### EXERCISE OBJECTIVE
Pick out and copy every line below that has the word "DISCREPANCY".

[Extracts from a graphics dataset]
-- Begin --

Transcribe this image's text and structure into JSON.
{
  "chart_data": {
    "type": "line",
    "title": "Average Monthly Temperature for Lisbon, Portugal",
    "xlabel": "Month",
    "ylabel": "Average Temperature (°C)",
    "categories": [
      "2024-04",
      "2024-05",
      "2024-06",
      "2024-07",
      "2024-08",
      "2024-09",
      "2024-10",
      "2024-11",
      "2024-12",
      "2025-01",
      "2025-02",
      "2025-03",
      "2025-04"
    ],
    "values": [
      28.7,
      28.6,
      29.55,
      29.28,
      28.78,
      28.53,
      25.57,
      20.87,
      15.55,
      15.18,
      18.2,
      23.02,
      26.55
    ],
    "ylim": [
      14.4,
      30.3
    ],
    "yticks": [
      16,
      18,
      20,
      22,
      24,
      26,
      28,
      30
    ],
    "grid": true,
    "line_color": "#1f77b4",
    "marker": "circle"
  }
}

-- End --
-- Begin --

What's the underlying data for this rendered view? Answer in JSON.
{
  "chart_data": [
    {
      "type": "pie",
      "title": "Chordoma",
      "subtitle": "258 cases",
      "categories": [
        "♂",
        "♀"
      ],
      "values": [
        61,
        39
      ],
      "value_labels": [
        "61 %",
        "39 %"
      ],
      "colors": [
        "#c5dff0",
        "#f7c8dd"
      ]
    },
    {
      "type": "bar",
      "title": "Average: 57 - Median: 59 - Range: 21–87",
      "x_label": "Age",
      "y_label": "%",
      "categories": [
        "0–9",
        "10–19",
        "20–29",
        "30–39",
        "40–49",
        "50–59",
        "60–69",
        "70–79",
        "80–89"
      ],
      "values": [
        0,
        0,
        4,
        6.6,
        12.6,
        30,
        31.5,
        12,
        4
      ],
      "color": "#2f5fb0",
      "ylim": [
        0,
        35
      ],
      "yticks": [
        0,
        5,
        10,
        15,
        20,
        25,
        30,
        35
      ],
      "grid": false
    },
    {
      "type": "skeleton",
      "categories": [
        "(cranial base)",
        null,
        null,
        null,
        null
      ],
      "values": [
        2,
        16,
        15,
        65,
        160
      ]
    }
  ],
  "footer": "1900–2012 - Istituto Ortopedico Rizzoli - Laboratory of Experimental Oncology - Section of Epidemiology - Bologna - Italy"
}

-- End --
-- Begin --

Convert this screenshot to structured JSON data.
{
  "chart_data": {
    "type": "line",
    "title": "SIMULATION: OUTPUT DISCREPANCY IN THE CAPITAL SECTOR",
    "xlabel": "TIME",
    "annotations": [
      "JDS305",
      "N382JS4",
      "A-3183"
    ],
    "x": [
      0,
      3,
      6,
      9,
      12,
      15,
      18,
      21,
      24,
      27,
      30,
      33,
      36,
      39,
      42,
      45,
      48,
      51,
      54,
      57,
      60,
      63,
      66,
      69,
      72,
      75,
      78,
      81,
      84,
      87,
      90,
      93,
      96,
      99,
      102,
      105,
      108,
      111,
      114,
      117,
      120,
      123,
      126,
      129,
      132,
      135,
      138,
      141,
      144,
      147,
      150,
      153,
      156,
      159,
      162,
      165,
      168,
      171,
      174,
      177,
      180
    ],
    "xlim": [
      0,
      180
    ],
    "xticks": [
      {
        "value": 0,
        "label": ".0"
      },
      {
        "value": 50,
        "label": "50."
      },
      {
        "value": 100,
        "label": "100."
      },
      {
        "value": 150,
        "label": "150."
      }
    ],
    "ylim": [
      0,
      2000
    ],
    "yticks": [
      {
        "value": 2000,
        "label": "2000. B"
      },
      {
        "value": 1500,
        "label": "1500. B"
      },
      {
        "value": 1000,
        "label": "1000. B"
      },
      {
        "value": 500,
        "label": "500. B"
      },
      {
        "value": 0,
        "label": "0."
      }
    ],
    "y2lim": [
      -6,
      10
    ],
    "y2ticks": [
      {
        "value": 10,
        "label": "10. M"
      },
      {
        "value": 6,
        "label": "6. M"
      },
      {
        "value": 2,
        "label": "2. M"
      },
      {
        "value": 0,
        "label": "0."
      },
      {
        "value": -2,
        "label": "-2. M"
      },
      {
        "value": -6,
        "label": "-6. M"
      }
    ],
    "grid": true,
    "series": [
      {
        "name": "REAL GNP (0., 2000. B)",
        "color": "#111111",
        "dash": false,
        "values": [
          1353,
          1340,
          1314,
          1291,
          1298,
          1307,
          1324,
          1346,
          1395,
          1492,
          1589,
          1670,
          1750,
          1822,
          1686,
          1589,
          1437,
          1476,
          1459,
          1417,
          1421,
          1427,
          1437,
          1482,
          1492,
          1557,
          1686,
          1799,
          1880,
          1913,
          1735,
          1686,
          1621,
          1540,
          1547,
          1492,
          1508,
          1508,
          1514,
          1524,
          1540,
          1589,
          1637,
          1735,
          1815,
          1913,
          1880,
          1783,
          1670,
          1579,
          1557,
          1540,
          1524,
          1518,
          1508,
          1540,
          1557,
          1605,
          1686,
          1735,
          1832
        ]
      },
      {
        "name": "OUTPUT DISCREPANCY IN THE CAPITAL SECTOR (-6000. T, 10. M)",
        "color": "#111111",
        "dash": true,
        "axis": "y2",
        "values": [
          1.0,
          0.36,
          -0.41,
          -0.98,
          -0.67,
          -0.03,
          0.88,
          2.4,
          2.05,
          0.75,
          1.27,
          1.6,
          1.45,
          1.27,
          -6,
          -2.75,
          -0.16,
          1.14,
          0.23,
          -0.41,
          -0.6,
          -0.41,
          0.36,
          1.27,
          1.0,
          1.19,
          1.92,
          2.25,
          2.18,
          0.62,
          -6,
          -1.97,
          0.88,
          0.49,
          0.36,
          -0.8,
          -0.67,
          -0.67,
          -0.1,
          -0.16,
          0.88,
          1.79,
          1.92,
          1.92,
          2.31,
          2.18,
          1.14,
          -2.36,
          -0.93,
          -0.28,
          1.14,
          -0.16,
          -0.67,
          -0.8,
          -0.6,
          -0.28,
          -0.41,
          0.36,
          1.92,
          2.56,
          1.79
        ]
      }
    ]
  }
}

-- End --

### SOLUTION BELOW
    "title": "SIMULATION: OUTPUT DISCREPANCY IN THE CAPITAL SECTOR",
        "name": "OUTPUT DISCREPANCY IN THE CAPITAL SECTOR (-6000. T, 10. M)",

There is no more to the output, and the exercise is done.